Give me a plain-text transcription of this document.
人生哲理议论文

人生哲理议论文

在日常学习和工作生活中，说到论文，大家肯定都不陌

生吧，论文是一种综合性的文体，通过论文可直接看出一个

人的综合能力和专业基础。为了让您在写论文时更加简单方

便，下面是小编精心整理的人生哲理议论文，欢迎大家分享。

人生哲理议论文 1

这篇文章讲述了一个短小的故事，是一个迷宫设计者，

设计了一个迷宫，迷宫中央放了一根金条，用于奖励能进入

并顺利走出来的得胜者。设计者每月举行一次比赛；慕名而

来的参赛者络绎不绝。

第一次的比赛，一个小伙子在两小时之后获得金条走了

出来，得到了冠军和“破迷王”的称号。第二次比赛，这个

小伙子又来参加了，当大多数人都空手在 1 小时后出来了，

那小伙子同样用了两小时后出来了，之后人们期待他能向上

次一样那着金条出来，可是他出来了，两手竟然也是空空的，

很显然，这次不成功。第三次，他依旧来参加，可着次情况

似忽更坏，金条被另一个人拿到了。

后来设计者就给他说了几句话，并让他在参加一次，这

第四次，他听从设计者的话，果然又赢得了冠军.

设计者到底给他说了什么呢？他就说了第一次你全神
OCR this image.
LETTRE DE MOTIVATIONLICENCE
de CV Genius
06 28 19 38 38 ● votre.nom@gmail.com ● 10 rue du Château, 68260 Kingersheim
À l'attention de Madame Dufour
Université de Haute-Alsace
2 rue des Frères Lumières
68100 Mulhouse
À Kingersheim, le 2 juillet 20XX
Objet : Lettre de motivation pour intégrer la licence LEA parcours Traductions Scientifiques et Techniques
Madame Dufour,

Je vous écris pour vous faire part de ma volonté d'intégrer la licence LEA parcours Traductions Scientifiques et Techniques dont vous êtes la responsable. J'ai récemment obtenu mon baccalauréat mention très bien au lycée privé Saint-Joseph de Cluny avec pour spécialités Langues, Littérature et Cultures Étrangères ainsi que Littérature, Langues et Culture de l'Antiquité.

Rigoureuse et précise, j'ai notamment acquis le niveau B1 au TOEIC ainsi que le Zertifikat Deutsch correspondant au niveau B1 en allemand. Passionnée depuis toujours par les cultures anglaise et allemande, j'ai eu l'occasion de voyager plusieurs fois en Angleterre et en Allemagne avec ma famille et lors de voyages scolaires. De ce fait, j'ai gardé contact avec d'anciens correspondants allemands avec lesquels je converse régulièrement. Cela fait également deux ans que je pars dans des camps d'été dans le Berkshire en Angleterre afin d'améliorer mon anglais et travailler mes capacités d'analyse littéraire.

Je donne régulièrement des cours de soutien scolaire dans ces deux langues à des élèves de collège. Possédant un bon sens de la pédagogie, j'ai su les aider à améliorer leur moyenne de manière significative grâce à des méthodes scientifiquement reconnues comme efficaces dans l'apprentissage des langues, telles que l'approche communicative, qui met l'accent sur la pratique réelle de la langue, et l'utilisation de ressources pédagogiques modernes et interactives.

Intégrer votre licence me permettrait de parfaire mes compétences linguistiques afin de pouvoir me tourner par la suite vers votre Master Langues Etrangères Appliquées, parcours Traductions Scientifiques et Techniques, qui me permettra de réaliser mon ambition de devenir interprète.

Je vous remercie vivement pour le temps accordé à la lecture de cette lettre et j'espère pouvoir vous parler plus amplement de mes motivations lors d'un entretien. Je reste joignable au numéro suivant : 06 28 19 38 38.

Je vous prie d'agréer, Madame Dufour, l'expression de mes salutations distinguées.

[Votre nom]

──────────

> [Task brief] Print the records above exactly as they appear.

> [Answer to the problem]
Give me a plain-text transcription of this document.
人生哲理议论文

人生哲理议论文

在日常学习和工作生活中，说到论文，大家肯定都不陌

生吧，论文是一种综合性的文体，通过论文可直接看出一个

人的综合能力和专业基础。为了让您在写论文时更加简单方

便，下面是小编精心整理的人生哲理议论文，欢迎大家分享。

人生哲理议论文 1

这篇文章讲述了一个短小的故事，是一个迷宫设计者，

设计了一个迷宫，迷宫中央放了一根金条，用于奖励能进入

并顺利走出来的得胜者。设计者每月举行一次比赛；慕名而

来的参赛者络绎不绝。

第一次的比赛，一个小伙子在两小时之后获得金条走了

出来，得到了冠军和“破迷王”的称号。第二次比赛，这个

小伙子又来参加了，当大多数人都空手在 1 小时后出来了，

那小伙子同样用了两小时后出来了，之后人们期待他能向上

次一样那着金条出来，可是他出来了，两手竟然也是空空的，

很显然，这次不成功。第三次，他依旧来参加，可着次情况

似忽更坏，金条被另一个人拿到了。

后来设计者就给他说了几句话，并让他在参加一次，这

第四次，他听从设计者的话，果然又赢得了冠军.

设计者到底给他说了什么呢？他就说了第一次你全神
OCR this image.
LETTRE DE MOTIVATIONLICENCE
de CV Genius
06 28 19 38 38 ● votre.nom@gmail.com ● 10 rue du Château, 68260 Kingersheim
À l'attention de Madame Dufour
Université de Haute-Alsace
2 rue des Frères Lumières
68100 Mulhouse
À Kingersheim, le 2 juillet 20XX
Objet : Lettre de motivation pour intégrer la licence LEA parcours Traductions Scientifiques et Techniques
Madame Dufour,

Je vous écris pour vous faire part de ma volonté d'intégrer la licence LEA parcours Traductions Scientifiques et Techniques dont vous êtes la responsable. J'ai récemment obtenu mon baccalauréat mention très bien au lycée privé Saint-Joseph de Cluny avec pour spécialités Langues, Littérature et Cultures Étrangères ainsi que Littérature, Langues et Culture de l'Antiquité.

Rigoureuse et précise, j'ai notamment acquis le niveau B1 au TOEIC ainsi que le Zertifikat Deutsch correspondant au niveau B1 en allemand. Passionnée depuis toujours par les cultures anglaise et allemande, j'ai eu l'occasion de voyager plusieurs fois en Angleterre et en Allemagne avec ma famille et lors de voyages scolaires. De ce fait, j'ai gardé contact avec d'anciens correspondants allemands avec lesquels je converse régulièrement. Cela fait également deux ans que je pars dans des camps d'été dans le Berkshire en Angleterre afin d'améliorer mon anglais et travailler mes capacités d'analyse littéraire.

Je donne régulièrement des cours de soutien scolaire dans ces deux langues à des élèves de collège. Possédant un bon sens de la pédagogie, j'ai su les aider à améliorer leur moyenne de manière significative grâce à des méthodes scientifiquement reconnues comme efficaces dans l'apprentissage des langues, telles que l'approche communicative, qui met l'accent sur la pratique réelle de la langue, et l'utilisation de ressources pédagogiques modernes et interactives.

Intégrer votre licence me permettrait de parfaire mes compétences linguistiques afin de pouvoir me tourner par la suite vers votre Master Langues Etrangères Appliquées, parcours Traductions Scientifiques et Techniques, qui me permettra de réaliser mon ambition de devenir interprète.

Je vous remercie vivement pour le temps accordé à la lecture de cette lettre et j'espère pouvoir vous parler plus amplement de mes motivations lors d'un entretien. Je reste joignable au numéro suivant : 06 28 19 38 38.

Je vous prie d'agréer, Madame Dufour, l'expression de mes salutations distinguées.

[Votre nom]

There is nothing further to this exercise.